■ **EXERCISE GOAL**
Work out how many lines of the material below mention the word "color"; reply with the number only.

☆ ☆ ☆ ☆

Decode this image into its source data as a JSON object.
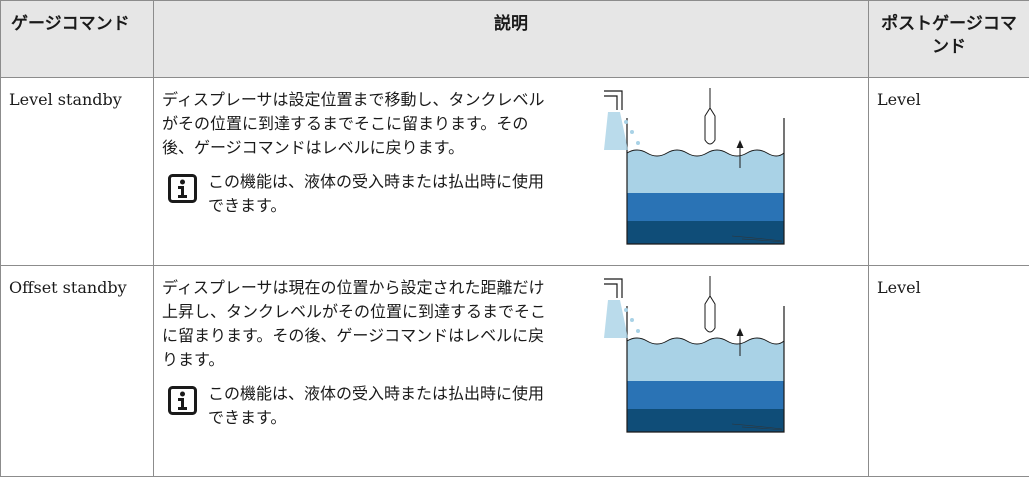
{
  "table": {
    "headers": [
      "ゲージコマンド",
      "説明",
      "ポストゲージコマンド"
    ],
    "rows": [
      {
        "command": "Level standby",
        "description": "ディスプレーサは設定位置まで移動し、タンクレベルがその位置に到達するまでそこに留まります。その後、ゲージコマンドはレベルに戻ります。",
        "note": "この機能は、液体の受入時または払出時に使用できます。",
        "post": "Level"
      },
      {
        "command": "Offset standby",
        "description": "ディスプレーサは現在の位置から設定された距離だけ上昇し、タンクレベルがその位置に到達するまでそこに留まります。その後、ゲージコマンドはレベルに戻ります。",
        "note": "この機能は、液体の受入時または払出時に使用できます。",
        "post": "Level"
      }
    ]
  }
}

☆ ☆ ☆ ☆

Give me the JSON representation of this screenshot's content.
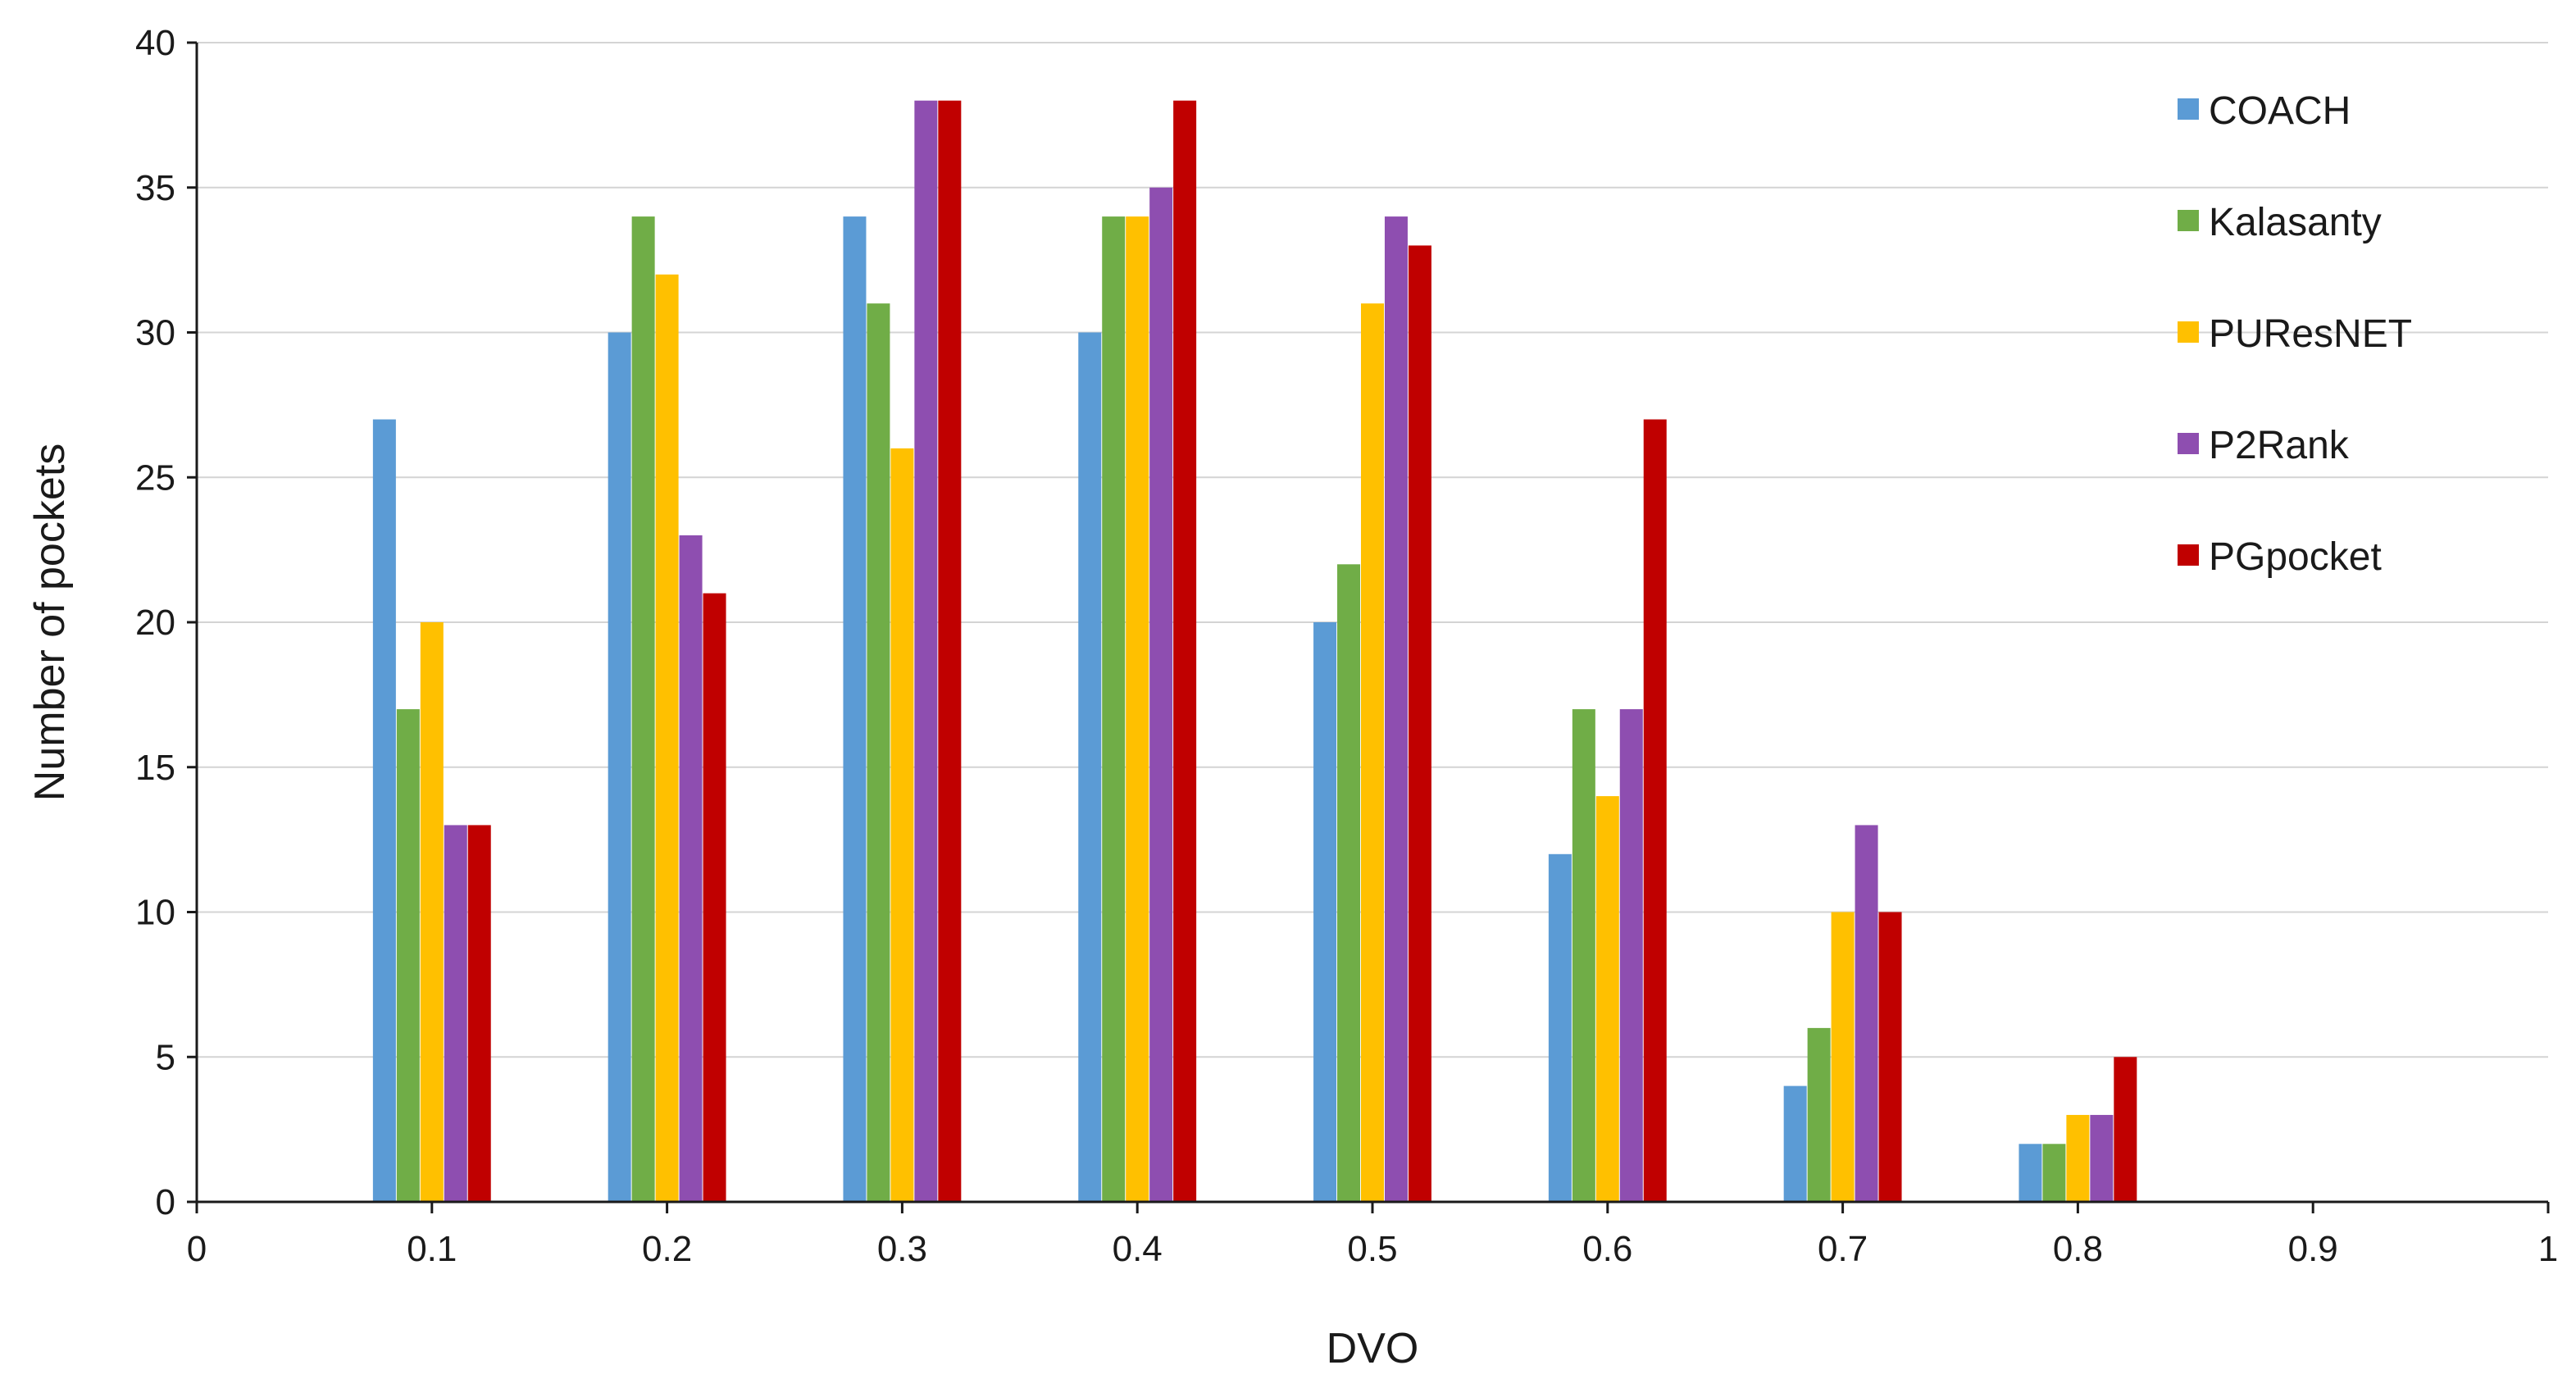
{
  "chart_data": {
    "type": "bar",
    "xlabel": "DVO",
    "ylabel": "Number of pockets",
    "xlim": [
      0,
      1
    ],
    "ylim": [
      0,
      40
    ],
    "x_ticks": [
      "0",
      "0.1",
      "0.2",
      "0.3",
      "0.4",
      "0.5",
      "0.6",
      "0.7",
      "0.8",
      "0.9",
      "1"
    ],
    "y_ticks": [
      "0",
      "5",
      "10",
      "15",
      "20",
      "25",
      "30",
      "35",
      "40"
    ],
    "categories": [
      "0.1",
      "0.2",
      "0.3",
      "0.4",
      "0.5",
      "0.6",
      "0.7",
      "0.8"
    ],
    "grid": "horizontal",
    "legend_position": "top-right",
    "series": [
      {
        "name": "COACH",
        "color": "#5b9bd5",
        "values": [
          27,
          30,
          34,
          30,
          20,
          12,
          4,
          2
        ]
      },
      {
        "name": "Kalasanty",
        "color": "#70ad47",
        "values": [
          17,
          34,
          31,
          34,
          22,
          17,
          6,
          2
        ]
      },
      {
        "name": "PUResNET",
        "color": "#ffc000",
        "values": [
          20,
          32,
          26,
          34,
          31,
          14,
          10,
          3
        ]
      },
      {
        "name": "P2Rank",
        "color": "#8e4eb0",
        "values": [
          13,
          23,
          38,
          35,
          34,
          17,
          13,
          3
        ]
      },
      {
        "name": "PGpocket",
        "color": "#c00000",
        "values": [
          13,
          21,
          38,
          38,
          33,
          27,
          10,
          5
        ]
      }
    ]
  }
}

☆ ☆ ☆ ☆

■ **RESULT**
5